_WHAT TO PRODUCE_. Return every line of the data below that includes the string "可向阿里巴巴申请解除管控".

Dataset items
start
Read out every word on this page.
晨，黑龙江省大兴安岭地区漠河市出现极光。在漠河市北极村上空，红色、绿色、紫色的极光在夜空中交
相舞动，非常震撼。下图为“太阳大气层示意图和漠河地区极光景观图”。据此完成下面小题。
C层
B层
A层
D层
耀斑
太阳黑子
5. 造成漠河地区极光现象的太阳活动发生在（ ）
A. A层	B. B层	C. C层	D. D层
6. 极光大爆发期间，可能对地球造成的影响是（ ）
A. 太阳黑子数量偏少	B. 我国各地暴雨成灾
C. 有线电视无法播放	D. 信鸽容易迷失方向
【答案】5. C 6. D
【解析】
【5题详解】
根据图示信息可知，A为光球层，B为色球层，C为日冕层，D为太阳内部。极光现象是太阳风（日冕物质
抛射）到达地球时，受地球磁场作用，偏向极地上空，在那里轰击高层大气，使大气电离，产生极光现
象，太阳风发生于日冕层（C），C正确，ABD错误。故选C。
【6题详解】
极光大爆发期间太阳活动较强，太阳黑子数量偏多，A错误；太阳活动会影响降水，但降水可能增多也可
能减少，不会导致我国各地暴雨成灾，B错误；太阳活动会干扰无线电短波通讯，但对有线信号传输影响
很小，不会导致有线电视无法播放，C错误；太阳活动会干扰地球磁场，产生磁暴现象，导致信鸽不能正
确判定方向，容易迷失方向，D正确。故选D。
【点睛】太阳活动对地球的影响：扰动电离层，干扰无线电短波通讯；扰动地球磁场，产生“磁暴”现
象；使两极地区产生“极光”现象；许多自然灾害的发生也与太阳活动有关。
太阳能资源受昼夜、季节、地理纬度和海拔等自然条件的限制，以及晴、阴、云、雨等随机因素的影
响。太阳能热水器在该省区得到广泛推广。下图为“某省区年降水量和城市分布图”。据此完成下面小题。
end
start
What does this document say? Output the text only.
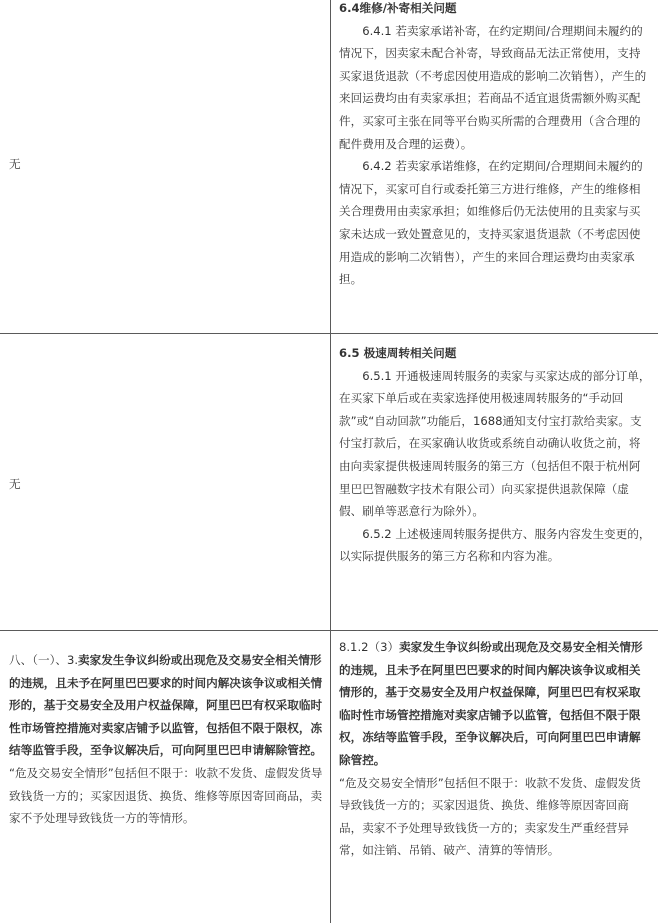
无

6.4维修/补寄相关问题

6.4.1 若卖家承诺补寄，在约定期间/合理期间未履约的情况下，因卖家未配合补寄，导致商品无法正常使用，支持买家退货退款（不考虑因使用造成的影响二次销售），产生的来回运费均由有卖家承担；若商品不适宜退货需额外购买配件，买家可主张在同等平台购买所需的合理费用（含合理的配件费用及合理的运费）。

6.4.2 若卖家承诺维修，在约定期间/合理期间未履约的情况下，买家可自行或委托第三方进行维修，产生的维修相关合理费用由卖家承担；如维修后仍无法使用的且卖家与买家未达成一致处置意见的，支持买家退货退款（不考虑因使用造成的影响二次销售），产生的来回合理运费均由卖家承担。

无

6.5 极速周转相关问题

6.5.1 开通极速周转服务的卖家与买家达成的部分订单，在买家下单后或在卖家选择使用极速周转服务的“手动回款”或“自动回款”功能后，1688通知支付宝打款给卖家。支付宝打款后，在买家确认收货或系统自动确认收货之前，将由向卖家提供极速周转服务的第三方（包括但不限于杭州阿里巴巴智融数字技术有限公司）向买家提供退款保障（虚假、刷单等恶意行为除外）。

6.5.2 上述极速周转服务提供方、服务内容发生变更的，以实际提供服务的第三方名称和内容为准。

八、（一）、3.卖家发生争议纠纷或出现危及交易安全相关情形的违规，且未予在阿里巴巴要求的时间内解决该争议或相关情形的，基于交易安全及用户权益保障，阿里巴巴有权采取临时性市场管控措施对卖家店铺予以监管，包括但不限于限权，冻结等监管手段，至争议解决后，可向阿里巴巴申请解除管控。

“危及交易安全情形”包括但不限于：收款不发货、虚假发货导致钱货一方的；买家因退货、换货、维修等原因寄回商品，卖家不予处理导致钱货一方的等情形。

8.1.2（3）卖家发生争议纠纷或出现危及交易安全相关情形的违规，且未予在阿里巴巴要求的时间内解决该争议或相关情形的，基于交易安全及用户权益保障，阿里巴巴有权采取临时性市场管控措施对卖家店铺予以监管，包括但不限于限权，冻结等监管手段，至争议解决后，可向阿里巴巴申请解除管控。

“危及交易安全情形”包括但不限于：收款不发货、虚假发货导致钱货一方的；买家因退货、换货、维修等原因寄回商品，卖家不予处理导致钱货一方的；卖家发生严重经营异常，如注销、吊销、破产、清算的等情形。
end
_PROBLEM SOLUTION_.
八、（一）、3.卖家发生争议纠纷或出现危及交易安全相关情形的违规，且未予在阿里巴巴要求的时间内解决该争议或相关情形的，基于交易安全及用户权益保障，阿里巴巴有权采取临时性市场管控措施对卖家店铺予以监管，包括但不限于限权，冻结等监管手段，至争议解决后，可向阿里巴巴申请解除管控。
8.1.2（3）卖家发生争议纠纷或出现危及交易安全相关情形的违规，且未予在阿里巴巴要求的时间内解决该争议或相关情形的，基于交易安全及用户权益保障，阿里巴巴有权采取临时性市场管控措施对卖家店铺予以监管，包括但不限于限权，冻结等监管手段，至争议解决后，可向阿里巴巴申请解除管控。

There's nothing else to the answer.